Filter the records below down to lines containing "dashed".

— start of Records for the exercise —

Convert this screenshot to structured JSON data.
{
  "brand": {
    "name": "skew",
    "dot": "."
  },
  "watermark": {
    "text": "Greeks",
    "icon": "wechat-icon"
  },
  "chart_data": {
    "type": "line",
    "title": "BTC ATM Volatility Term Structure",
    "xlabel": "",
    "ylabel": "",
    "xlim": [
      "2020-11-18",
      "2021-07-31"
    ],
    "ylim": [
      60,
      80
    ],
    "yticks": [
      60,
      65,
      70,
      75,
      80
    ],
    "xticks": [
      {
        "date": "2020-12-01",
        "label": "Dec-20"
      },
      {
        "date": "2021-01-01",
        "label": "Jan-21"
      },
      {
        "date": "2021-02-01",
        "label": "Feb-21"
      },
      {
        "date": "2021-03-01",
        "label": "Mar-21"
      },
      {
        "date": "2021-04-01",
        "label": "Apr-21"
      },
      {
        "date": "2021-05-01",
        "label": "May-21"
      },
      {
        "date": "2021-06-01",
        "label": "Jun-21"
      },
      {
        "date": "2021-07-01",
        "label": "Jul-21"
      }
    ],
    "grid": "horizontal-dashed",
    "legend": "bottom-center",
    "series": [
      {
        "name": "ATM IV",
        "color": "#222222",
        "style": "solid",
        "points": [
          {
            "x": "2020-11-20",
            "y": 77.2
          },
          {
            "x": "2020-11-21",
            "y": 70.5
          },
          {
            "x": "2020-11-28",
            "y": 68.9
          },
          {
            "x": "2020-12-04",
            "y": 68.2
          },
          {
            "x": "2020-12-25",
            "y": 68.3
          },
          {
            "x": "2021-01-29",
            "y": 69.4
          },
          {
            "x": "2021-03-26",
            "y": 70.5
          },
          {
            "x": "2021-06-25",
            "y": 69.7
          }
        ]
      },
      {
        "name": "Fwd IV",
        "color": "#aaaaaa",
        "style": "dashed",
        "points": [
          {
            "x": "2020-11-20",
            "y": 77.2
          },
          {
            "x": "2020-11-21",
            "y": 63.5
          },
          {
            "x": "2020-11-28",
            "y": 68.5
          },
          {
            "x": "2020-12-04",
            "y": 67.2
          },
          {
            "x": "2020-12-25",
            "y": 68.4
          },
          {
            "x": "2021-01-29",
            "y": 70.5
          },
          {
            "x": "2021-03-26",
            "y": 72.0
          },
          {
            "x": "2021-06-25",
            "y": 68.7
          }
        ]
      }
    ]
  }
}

— end of Records for the exercise —

Right answer:
    "grid": "horizontal-dashed",
        "style": "dashed",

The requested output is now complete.